Data for processing ->
★ ★ ★ ★ ★ ★ ★

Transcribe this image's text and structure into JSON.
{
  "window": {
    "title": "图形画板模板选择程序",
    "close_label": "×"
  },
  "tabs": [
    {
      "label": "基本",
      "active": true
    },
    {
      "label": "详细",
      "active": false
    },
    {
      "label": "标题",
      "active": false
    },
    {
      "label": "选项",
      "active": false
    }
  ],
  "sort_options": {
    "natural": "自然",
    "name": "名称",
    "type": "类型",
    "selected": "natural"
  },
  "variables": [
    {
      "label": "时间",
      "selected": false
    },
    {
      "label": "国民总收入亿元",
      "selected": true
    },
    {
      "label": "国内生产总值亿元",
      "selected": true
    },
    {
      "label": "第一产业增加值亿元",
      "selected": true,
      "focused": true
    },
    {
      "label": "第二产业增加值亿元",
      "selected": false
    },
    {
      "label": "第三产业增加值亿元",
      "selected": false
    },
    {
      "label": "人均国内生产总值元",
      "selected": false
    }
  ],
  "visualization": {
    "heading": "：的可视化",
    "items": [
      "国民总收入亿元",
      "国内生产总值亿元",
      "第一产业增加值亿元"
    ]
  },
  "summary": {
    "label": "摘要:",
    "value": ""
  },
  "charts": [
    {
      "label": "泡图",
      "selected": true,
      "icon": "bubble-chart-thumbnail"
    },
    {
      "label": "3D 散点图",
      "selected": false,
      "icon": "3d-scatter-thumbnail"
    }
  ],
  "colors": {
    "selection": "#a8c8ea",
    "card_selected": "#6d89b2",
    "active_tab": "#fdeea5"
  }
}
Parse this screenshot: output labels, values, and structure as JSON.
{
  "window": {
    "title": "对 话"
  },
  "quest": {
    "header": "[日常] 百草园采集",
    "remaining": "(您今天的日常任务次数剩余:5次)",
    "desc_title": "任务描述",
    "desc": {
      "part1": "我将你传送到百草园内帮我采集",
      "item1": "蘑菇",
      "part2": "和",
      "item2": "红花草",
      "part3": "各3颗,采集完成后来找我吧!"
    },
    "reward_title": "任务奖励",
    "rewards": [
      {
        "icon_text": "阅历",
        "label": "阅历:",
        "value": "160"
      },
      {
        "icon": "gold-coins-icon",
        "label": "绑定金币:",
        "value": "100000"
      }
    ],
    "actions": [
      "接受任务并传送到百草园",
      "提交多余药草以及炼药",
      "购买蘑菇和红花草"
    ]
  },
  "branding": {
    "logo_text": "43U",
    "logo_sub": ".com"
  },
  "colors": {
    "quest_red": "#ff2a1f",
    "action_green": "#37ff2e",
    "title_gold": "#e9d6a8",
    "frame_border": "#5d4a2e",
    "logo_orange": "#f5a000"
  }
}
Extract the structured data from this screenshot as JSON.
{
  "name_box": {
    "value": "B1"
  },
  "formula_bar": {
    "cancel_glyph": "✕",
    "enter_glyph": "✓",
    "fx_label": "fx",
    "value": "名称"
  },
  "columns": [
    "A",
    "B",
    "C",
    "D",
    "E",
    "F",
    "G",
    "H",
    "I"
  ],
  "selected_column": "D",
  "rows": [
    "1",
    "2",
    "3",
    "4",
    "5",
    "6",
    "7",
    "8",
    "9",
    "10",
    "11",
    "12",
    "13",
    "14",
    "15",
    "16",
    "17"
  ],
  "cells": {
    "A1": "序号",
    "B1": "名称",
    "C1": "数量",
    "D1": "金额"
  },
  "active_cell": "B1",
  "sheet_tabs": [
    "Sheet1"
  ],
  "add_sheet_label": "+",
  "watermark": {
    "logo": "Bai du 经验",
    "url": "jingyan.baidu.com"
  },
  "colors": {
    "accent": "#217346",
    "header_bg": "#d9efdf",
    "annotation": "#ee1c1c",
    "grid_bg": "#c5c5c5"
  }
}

★ ★ ★ ★ ★ ★ ★

Objective -> Your task is to reproduce, exactly and exclusively, the lines from the one holding "Parse this screenshot: output" through the final line of the listing.

Output ->
Parse this screenshot: output labels, values, and structure as JSON.
{
  "window": {
    "title": "对 话"
  },
  "quest": {
    "header": "[日常] 百草园采集",
    "remaining": "(您今天的日常任务次数剩余:5次)",
    "desc_title": "任务描述",
    "desc": {
      "part1": "我将你传送到百草园内帮我采集",
      "item1": "蘑菇",
      "part2": "和",
      "item2": "红花草",
      "part3": "各3颗,采集完成后来找我吧!"
    },
    "reward_title": "任务奖励",
    "rewards": [
      {
        "icon_text": "阅历",
        "label": "阅历:",
        "value": "160"
      },
      {
        "icon": "gold-coins-icon",
        "label": "绑定金币:",
        "value": "100000"
      }
    ],
    "actions": [
      "接受任务并传送到百草园",
      "提交多余药草以及炼药",
      "购买蘑菇和红花草"
    ]
  },
  "branding": {
    "logo_text": "43U",
    "logo_sub": ".com"
  },
  "colors": {
    "quest_red": "#ff2a1f",
    "action_green": "#37ff2e",
    "title_gold": "#e9d6a8",
    "frame_border": "#5d4a2e",
    "logo_orange": "#f5a000"
  }
}
Extract the structured data from this screenshot as JSON.
{
  "name_box": {
    "value": "B1"
  },
  "formula_bar": {
    "cancel_glyph": "✕",
    "enter_glyph": "✓",
    "fx_label": "fx",
    "value": "名称"
  },
  "columns": [
    "A",
    "B",
    "C",
    "D",
    "E",
    "F",
    "G",
    "H",
    "I"
  ],
  "selected_column": "D",
  "rows": [
    "1",
    "2",
    "3",
    "4",
    "5",
    "6",
    "7",
    "8",
    "9",
    "10",
    "11",
    "12",
    "13",
    "14",
    "15",
    "16",
    "17"
  ],
  "cells": {
    "A1": "序号",
    "B1": "名称",
    "C1": "数量",
    "D1": "金额"
  },
  "active_cell": "B1",
  "sheet_tabs": [
    "Sheet1"
  ],
  "add_sheet_label": "+",
  "watermark": {
    "logo": "Bai du 经验",
    "url": "jingyan.baidu.com"
  },
  "colors": {
    "accent": "#217346",
    "header_bg": "#d9efdf",
    "annotation": "#ee1c1c",
    "grid_bg": "#c5c5c5"
  }
}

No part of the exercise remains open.